====== 提示文 ======

どんなに特殊な物事に憧れても、どんなに特殊な物事にしがみついても、私達は現実の中で生きていくしかない。



『思春期に入ると無作為に陥れられる「死線」。
 そんな世界に紛れ込んだ、二つの視点から繰り広げられる『死線世界』の小さな物語。』
(公式より引用)



「死線」という世界…感覚…モノが存在し、そこに入ってしまうと人間は生きては行けない。
しかし、主人公、金本義人は「死線」を超えた事のある存在であった。
そんな彼の前に友人が「死線」に入ってしまった少女、高室つるが現れる。
彼女は「死線」を知る為に、理解する為に金本に関わっていくのだが…


正直、下記でも記しますが、システム周りはビックリするくらいに悪いです。
けれど、それでも、このツールで表現したかった事、演出は伝わりました。
システム周りが悪いとイライラしてしまう私が、イライラよりも話や演出に魅了されて行きました。
このようなゲームには巡り合う事は中々に無いとはっきり言える、そんなゲームです。
確実にクセが強いです、人を選びます、動作の遅さから駄目な人は即シャットダウンしてしまうでしょう。
それでも、私にとっては確実に惹き付けられる何かがゲームの中に存在していました。

====== 提供情報 ======

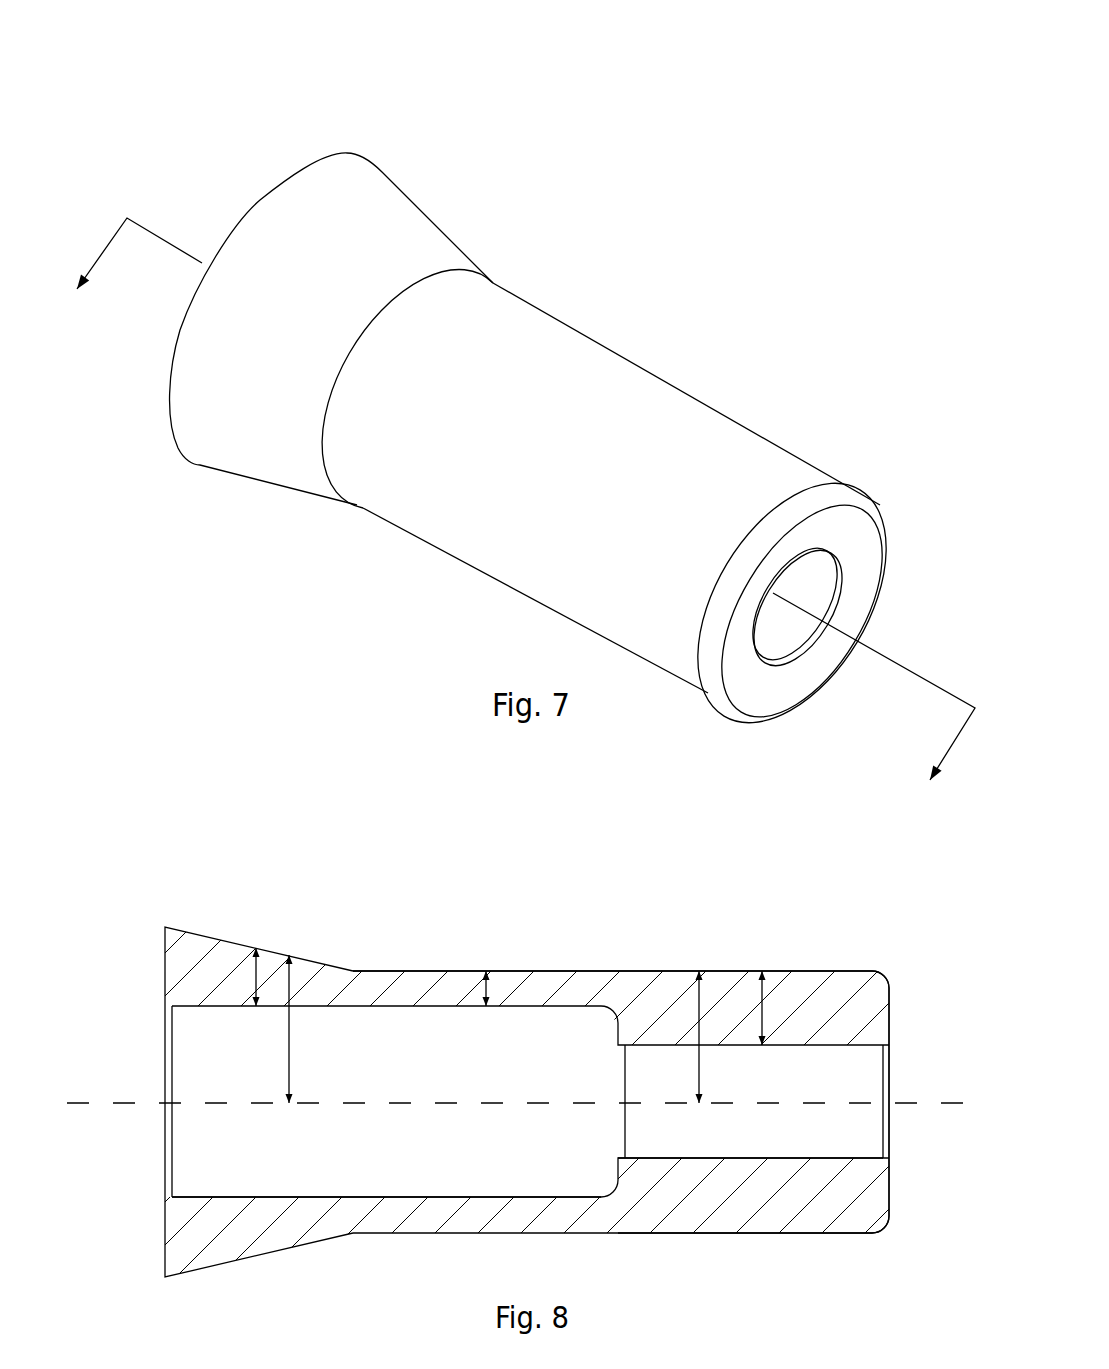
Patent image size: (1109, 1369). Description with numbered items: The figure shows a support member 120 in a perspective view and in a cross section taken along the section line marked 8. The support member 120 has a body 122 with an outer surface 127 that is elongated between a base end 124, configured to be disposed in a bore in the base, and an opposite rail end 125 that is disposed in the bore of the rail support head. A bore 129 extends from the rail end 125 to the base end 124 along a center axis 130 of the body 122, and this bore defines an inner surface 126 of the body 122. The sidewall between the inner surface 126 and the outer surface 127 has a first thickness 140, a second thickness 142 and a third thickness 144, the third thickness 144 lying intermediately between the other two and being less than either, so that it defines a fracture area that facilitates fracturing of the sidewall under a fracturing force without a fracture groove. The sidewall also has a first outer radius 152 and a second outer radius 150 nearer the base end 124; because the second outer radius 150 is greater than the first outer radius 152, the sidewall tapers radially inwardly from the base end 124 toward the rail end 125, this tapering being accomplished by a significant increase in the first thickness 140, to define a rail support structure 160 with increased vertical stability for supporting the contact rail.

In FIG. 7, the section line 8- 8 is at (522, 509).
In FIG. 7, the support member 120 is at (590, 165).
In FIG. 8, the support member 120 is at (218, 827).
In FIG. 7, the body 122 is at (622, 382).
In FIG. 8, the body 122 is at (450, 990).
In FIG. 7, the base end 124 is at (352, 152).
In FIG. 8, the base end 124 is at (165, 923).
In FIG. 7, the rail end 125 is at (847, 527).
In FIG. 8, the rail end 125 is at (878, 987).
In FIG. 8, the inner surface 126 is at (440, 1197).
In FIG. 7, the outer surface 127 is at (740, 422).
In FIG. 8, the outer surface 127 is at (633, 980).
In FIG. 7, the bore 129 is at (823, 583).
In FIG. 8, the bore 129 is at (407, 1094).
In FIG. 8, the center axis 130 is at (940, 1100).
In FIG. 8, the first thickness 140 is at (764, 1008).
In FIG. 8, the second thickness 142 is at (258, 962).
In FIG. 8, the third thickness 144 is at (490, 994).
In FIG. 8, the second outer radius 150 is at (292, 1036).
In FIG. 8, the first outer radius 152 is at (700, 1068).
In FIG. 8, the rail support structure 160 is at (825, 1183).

======
====== 提供情報 ======

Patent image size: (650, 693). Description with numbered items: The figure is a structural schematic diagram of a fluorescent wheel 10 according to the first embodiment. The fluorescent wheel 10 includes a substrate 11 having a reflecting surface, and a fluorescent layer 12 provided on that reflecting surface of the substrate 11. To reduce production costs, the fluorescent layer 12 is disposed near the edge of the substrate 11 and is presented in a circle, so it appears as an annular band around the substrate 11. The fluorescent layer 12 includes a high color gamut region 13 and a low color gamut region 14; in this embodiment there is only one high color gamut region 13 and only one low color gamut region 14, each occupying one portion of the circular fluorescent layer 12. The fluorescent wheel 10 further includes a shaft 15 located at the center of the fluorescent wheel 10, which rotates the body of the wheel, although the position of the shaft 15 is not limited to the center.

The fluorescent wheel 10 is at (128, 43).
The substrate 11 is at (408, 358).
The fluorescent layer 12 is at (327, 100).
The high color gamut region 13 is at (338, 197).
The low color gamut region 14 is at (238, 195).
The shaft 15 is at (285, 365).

======

→ 記述課題 1
記録のうち、「Patent image size: (650, 693).」を含む行から「The shaft 15 is at (285, 365).」を含む行まで、両端を含むすべての行を一字一句違えずに出力してください。
→ 記述課題 2
「死線」を扱うゲームについてのレビュー文を、その最後の文の後から引き継いで書き進めてください。

→ 演習解答 1
Patent image size: (650, 693). Description with numbered items: The figure is a structural schematic diagram of a fluorescent wheel 10 according to the first embodiment. The fluorescent wheel 10 includes a substrate 11 having a reflecting surface, and a fluorescent layer 12 provided on that reflecting surface of the substrate 11. To reduce production costs, the fluorescent layer 12 is disposed near the edge of the substrate 11 and is presented in a circle, so it appears as an annular band around the substrate 11. The fluorescent layer 12 includes a high color gamut region 13 and a low color gamut region 14; in this embodiment there is only one high color gamut region 13 and only one low color gamut region 14, each occupying one portion of the circular fluorescent layer 12. The fluorescent wheel 10 further includes a shaft 15 located at the center of the fluorescent wheel 10, which rotates the body of the wheel, although the position of the shaft 15 is not limited to the center.

The fluorescent wheel 10 is at (128, 43).
The substrate 11 is at (408, 358).
The fluorescent layer 12 is at (327, 100).
The high color gamut region 13 is at (338, 197).
The low color gamut region 14 is at (238, 195).
The shaft 15 is at (285, 365).

→ 演習解答 2
このゲームの世界を漂い、揉まれ、彷徨って…
終わってみれば…なんて独特で、個性的な雰囲気を持つ難解な世界観だったのだろうと唸ります。
世界観に関してはきっと、自分の理解力のせいで正直何一つ理解できていません。
「死線」の事も何一つ分かっていないでしょう。
最初に設定を聞いた時は、「厨二的な物か?」と正直思ってしまいました。
今となってはそんな言葉はとても当てはまらず、きっとどんな言葉にも当て嵌まらない物語なのだと理解…は出来なくとも納得出来ます。
地に足が着いた感覚がない世界で、けれど、それでも芯を大きく貫く物、終わった後に心の中に確かに一つ残る物がありました。


起動画面にある白く漂うフワフワとしたモノの中で一本しっかりと生えている木のように…
曖昧で独特でどこか危うい世界の中で、それでも一本しっかりと地面から伸びている主張がある。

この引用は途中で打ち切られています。